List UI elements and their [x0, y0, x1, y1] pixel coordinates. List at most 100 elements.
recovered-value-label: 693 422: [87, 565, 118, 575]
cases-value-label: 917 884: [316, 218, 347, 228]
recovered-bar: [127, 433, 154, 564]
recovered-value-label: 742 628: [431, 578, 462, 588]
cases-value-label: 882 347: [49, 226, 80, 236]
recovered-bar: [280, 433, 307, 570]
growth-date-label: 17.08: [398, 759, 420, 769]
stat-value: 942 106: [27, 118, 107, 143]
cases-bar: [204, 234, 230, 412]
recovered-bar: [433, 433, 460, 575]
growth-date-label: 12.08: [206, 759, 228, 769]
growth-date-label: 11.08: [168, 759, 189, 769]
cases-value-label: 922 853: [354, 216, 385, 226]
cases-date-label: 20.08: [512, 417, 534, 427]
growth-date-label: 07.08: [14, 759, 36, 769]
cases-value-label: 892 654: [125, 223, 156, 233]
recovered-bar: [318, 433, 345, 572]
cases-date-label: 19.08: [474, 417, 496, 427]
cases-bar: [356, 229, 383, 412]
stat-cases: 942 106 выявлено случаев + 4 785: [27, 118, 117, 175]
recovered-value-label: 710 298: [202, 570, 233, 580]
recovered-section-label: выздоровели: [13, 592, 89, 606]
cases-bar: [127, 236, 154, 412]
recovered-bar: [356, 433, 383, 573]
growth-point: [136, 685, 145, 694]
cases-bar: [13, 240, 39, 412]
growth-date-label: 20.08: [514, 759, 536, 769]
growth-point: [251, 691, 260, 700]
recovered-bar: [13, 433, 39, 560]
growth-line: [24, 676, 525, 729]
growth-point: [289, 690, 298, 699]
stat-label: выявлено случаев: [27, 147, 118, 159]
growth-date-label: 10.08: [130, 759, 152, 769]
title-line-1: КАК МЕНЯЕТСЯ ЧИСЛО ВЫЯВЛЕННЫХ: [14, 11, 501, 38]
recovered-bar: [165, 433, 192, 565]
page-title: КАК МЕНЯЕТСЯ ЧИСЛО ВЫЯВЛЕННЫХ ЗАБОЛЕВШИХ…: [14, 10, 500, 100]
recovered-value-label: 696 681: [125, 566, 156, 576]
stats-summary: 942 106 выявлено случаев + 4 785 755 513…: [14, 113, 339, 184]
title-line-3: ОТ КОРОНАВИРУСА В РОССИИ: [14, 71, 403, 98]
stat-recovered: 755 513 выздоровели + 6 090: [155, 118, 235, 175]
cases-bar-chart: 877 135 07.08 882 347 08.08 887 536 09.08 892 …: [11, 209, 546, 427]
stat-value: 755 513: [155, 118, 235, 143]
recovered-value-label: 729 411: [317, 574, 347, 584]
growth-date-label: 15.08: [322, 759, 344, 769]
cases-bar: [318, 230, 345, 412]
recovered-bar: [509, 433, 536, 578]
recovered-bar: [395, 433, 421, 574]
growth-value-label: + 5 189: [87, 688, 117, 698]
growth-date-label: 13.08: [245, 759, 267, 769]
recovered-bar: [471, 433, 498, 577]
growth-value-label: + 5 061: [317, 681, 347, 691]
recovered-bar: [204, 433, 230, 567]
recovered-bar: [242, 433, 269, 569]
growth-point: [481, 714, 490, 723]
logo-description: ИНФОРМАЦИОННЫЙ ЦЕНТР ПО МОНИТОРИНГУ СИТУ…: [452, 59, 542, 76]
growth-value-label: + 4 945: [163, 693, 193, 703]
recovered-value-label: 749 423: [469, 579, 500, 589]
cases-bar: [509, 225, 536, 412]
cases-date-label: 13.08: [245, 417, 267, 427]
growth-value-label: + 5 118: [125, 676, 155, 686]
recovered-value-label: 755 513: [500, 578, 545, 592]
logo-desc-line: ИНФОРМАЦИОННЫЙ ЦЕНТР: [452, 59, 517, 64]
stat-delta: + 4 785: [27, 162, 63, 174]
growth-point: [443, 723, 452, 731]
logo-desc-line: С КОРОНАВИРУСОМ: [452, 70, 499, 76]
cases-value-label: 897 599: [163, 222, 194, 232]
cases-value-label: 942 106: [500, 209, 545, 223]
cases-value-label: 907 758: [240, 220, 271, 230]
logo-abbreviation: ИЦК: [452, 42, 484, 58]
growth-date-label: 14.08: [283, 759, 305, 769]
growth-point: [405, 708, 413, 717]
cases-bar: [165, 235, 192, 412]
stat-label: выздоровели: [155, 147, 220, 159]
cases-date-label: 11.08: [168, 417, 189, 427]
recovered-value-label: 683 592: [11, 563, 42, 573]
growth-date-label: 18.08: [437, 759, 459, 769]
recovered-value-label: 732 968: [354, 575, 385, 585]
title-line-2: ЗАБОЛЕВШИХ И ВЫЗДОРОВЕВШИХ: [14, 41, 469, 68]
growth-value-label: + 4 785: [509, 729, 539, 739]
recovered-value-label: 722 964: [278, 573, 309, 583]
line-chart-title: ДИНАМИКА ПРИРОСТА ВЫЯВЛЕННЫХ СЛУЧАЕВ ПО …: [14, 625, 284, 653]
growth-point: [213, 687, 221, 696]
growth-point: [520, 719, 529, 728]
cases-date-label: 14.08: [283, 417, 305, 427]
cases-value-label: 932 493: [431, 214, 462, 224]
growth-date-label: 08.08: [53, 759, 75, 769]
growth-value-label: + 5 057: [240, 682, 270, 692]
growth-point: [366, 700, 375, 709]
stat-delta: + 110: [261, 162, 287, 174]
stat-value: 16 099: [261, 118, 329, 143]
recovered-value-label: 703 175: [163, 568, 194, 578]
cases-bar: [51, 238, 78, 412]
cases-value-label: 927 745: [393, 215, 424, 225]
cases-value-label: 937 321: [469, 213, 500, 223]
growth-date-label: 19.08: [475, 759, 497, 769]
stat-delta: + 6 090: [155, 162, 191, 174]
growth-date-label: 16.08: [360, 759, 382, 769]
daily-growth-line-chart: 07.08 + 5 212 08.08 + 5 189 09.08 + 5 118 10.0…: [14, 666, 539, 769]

Problem statement: Copy every one of the lines above, unchanged and in the same order.

Answer in full:
List UI elements and their [x0, y0, x1, y1] pixel coordinates. List at most 100 elements.
recovered-value-label: 693 422: [87, 565, 118, 575]
cases-value-label: 917 884: [316, 218, 347, 228]
recovered-bar: [127, 433, 154, 564]
recovered-value-label: 742 628: [431, 578, 462, 588]
cases-value-label: 882 347: [49, 226, 80, 236]
recovered-bar: [280, 433, 307, 570]
growth-date-label: 17.08: [398, 759, 420, 769]
stat-value: 942 106: [27, 118, 107, 143]
cases-bar: [204, 234, 230, 412]
recovered-bar: [433, 433, 460, 575]
growth-date-label: 12.08: [206, 759, 228, 769]
growth-date-label: 11.08: [168, 759, 189, 769]
cases-value-label: 922 853: [354, 216, 385, 226]
cases-date-label: 20.08: [512, 417, 534, 427]
growth-date-label: 07.08: [14, 759, 36, 769]
cases-value-label: 892 654: [125, 223, 156, 233]
recovered-bar: [318, 433, 345, 572]
cases-date-label: 19.08: [474, 417, 496, 427]
cases-bar: [356, 229, 383, 412]
stat-cases: 942 106 выявлено случаев + 4 785: [27, 118, 117, 175]
recovered-value-label: 710 298: [202, 570, 233, 580]
recovered-section-label: выздоровели: [13, 592, 89, 606]
cases-bar: [127, 236, 154, 412]
recovered-bar: [356, 433, 383, 573]
growth-point: [136, 685, 145, 694]
cases-bar: [13, 240, 39, 412]
growth-date-label: 20.08: [514, 759, 536, 769]
growth-point: [251, 691, 260, 700]
recovered-bar: [13, 433, 39, 560]
growth-line: [24, 676, 525, 729]
growth-point: [289, 690, 298, 699]
stat-label: выявлено случаев: [27, 147, 118, 159]
growth-date-label: 10.08: [130, 759, 152, 769]
title-line-1: КАК МЕНЯЕТСЯ ЧИСЛО ВЫЯВЛЕННЫХ: [14, 11, 501, 38]
recovered-bar: [165, 433, 192, 565]
page-title: КАК МЕНЯЕТСЯ ЧИСЛО ВЫЯВЛЕННЫХ ЗАБОЛЕВШИХ…: [14, 10, 500, 100]
recovered-value-label: 696 681: [125, 566, 156, 576]
stats-summary: 942 106 выявлено случаев + 4 785 755 513…: [14, 113, 339, 184]
title-line-3: ОТ КОРОНАВИРУСА В РОССИИ: [14, 71, 403, 98]
stat-recovered: 755 513 выздоровели + 6 090: [155, 118, 235, 175]
cases-bar-chart: 877 135 07.08 882 347 08.08 887 536 09.08 892 …: [11, 209, 546, 427]
stat-value: 755 513: [155, 118, 235, 143]
recovered-value-label: 729 411: [317, 574, 347, 584]
growth-date-label: 15.08: [322, 759, 344, 769]
cases-bar: [318, 230, 345, 412]
recovered-bar: [509, 433, 536, 578]
recovered-bar: [395, 433, 421, 574]
growth-value-label: + 5 189: [87, 688, 117, 698]
growth-date-label: 13.08: [245, 759, 267, 769]
recovered-bar: [471, 433, 498, 577]
growth-value-label: + 5 061: [317, 681, 347, 691]
recovered-bar: [204, 433, 230, 567]
recovered-bar: [242, 433, 269, 569]
growth-point: [481, 714, 490, 723]
logo-description: ИНФОРМАЦИОННЫЙ ЦЕНТР ПО МОНИТОРИНГУ СИТУ…: [452, 59, 542, 76]
growth-value-label: + 4 945: [163, 693, 193, 703]
recovered-value-label: 749 423: [469, 579, 500, 589]
cases-bar: [509, 225, 536, 412]
cases-date-label: 13.08: [245, 417, 267, 427]
growth-value-label: + 5 118: [125, 676, 155, 686]
recovered-value-label: 755 513: [500, 578, 545, 592]
logo-desc-line: ИНФОРМАЦИОННЫЙ ЦЕНТР: [452, 59, 517, 64]
stat-delta: + 4 785: [27, 162, 63, 174]
growth-point: [443, 723, 452, 731]
logo-desc-line: С КОРОНАВИРУСОМ: [452, 70, 499, 76]
cases-value-label: 897 599: [163, 222, 194, 232]
cases-value-label: 942 106: [500, 209, 545, 223]
cases-value-label: 907 758: [240, 220, 271, 230]
logo-abbreviation: ИЦК: [452, 42, 484, 58]
growth-date-label: 14.08: [283, 759, 305, 769]
growth-point: [405, 708, 413, 717]
cases-bar: [165, 235, 192, 412]
stat-label: выздоровели: [155, 147, 220, 159]
cases-date-label: 11.08: [168, 417, 189, 427]
recovered-value-label: 683 592: [11, 563, 42, 573]
growth-date-label: 18.08: [437, 759, 459, 769]
recovered-value-label: 732 968: [354, 575, 385, 585]
title-line-2: ЗАБОЛЕВШИХ И ВЫЗДОРОВЕВШИХ: [14, 41, 469, 68]
growth-value-label: + 4 785: [509, 729, 539, 739]
recovered-value-label: 722 964: [278, 573, 309, 583]
line-chart-title: ДИНАМИКА ПРИРОСТА ВЫЯВЛЕННЫХ СЛУЧАЕВ ПО …: [14, 625, 284, 653]
growth-point: [213, 687, 221, 696]
growth-point: [520, 719, 529, 728]
cases-date-label: 14.08: [283, 417, 305, 427]
cases-value-label: 932 493: [431, 214, 462, 224]
growth-date-label: 08.08: [53, 759, 75, 769]
growth-value-label: + 5 057: [240, 682, 270, 692]
growth-point: [366, 700, 375, 709]
stat-delta: + 110: [261, 162, 287, 174]
stat-value: 16 099: [261, 118, 329, 143]
recovered-value-label: 703 175: [163, 568, 194, 578]
cases-bar: [51, 238, 78, 412]
cases-value-label: 927 745: [393, 215, 424, 225]
cases-value-label: 937 321: [469, 213, 500, 223]
growth-date-label: 19.08: [475, 759, 497, 769]
stat-delta: + 6 090: [155, 162, 191, 174]
growth-date-label: 16.08: [360, 759, 382, 769]
daily-growth-line-chart: 07.08 + 5 212 08.08 + 5 189 09.08 + 5 118 10.0…: [14, 666, 539, 769]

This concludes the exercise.